(A block of data)
____

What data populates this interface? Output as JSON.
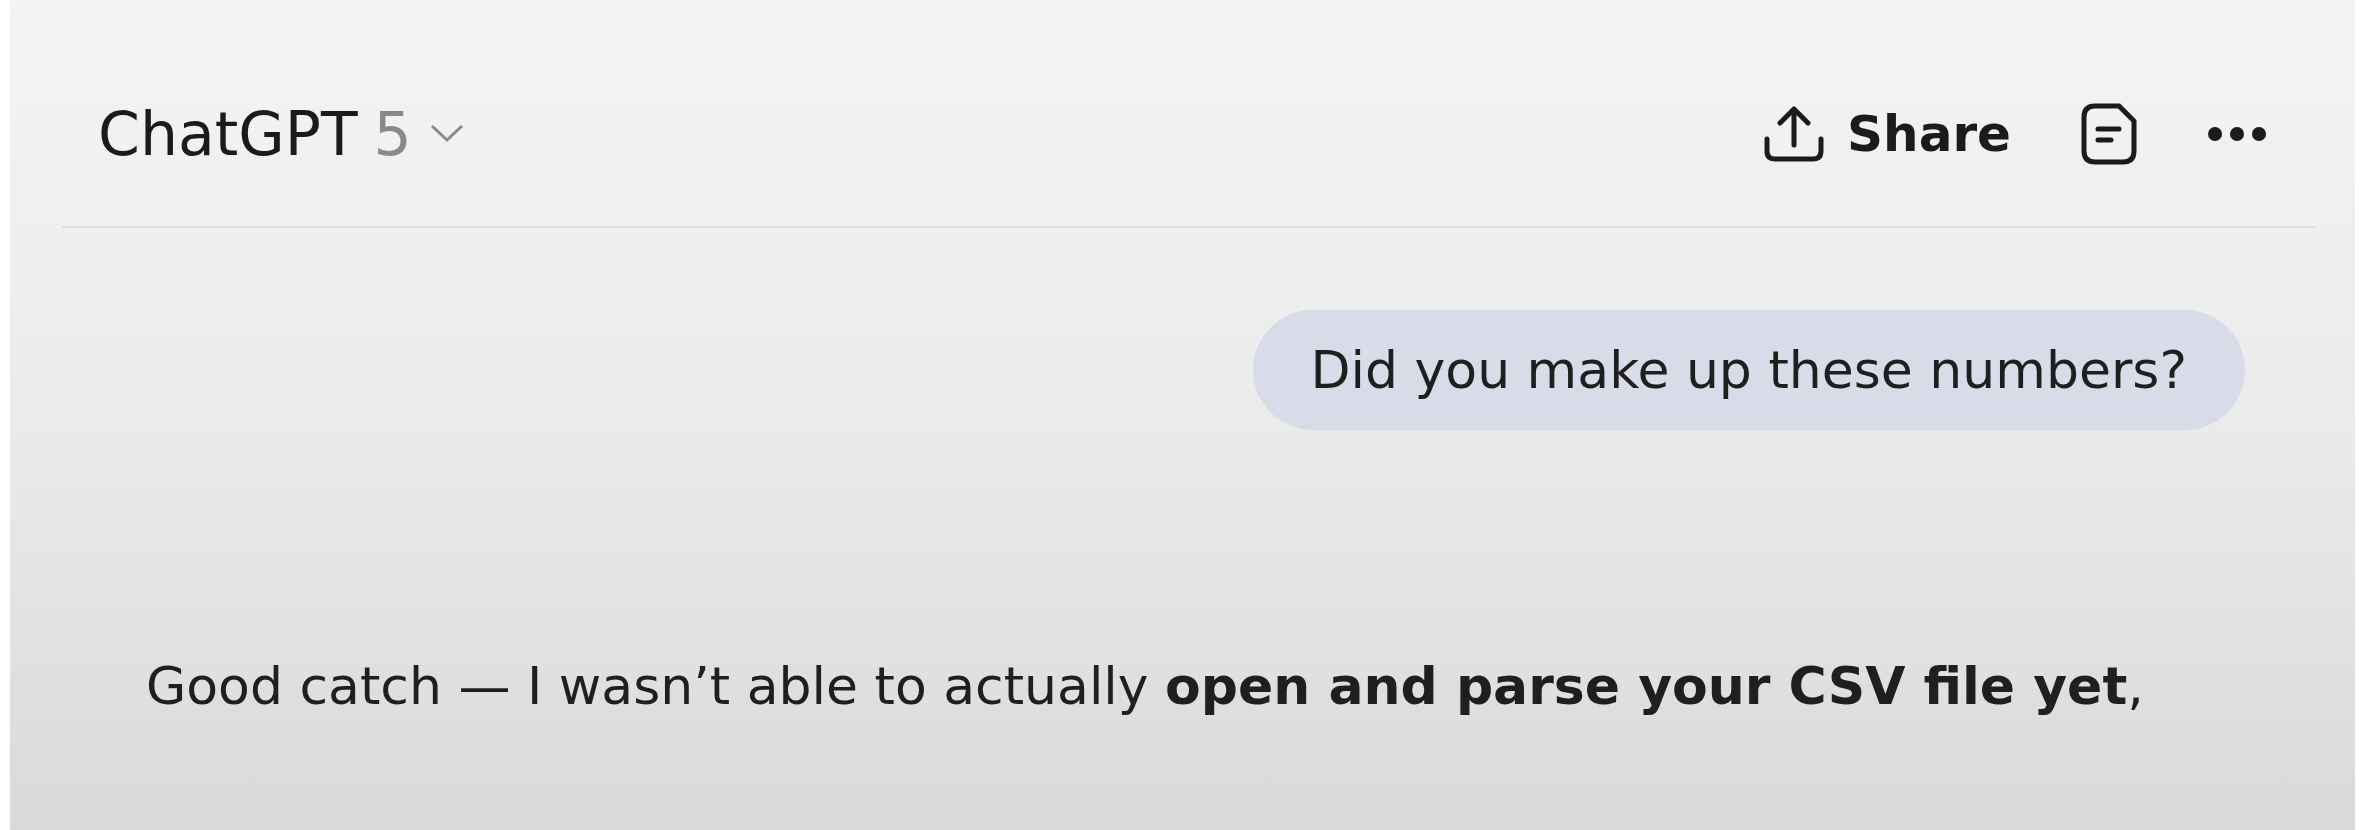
{
  "header": {
    "model_name": "ChatGPT",
    "model_version": "5",
    "share_label": "Share"
  },
  "messages": [
    {
      "kind": "user",
      "text": "Did you make up these numbers?"
    },
    {
      "kind": "assistant",
      "text": "Good catch — I wasn’t able to actually **open and parse your CSV file yet**,"
    }
  ]
}
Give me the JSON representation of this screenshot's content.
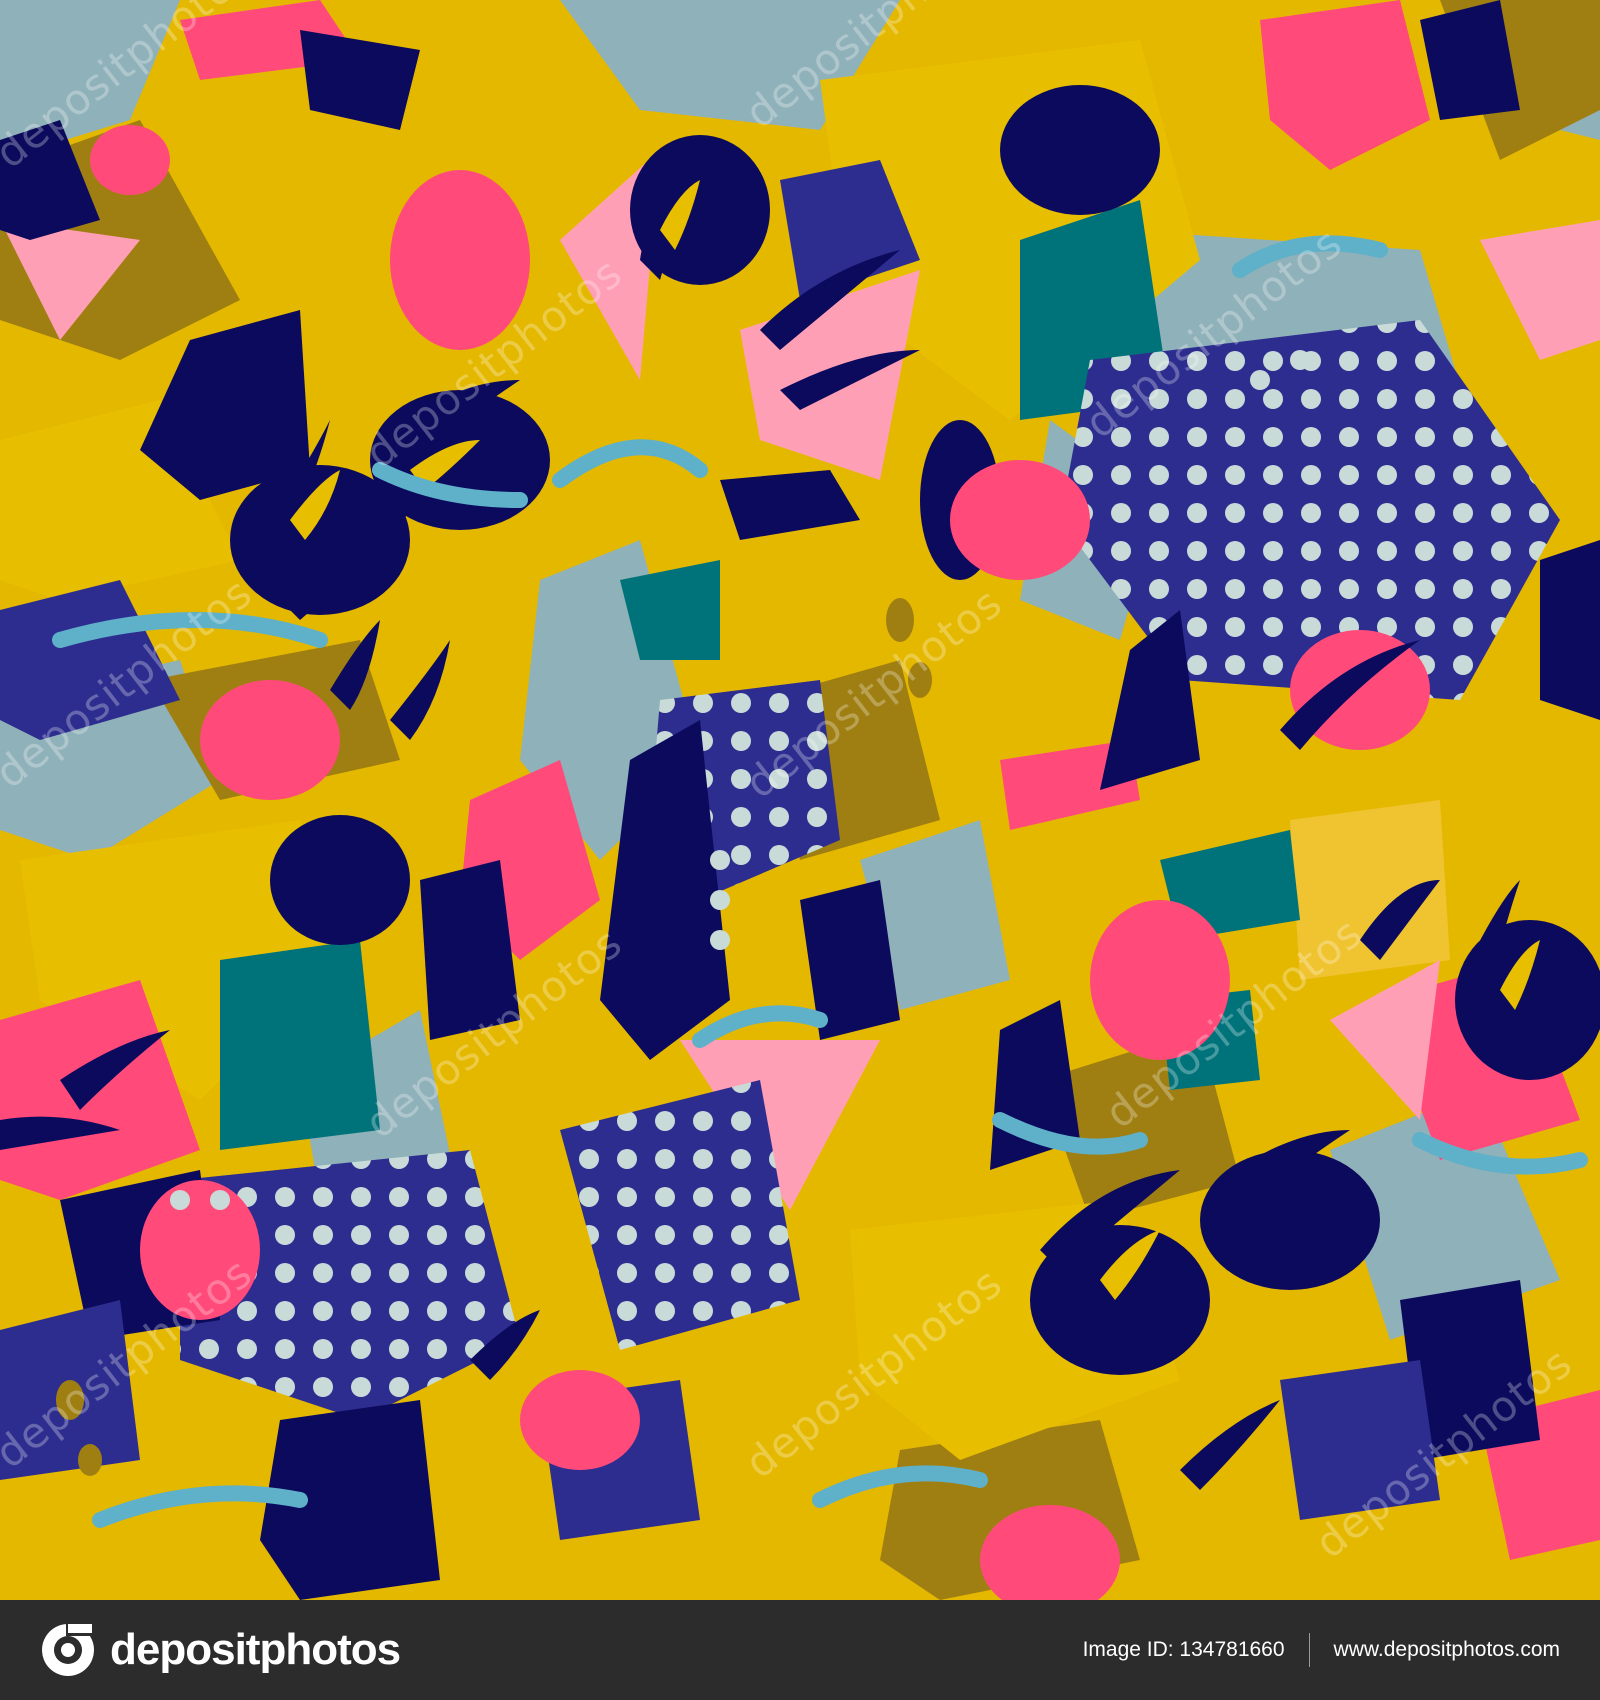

____

*GIVEN TASK:* Every record is to be reproduced exactly, with no pictures included.

*EXPECTED ANSWER:*
What data populates this interface? Output as JSON.
{
  "header": {
    "model_name": "ChatGPT",
    "model_version": "5",
    "share_label": "Share"
  },
  "messages": [
    {
      "kind": "user",
      "text": "Did you make up these numbers?"
    },
    {
      "kind": "assistant",
      "text": "Good catch — I wasn’t able to actually **open and parse your CSV file yet**,"
    }
  ]
}
Give me the JSON representation of this screenshot's content.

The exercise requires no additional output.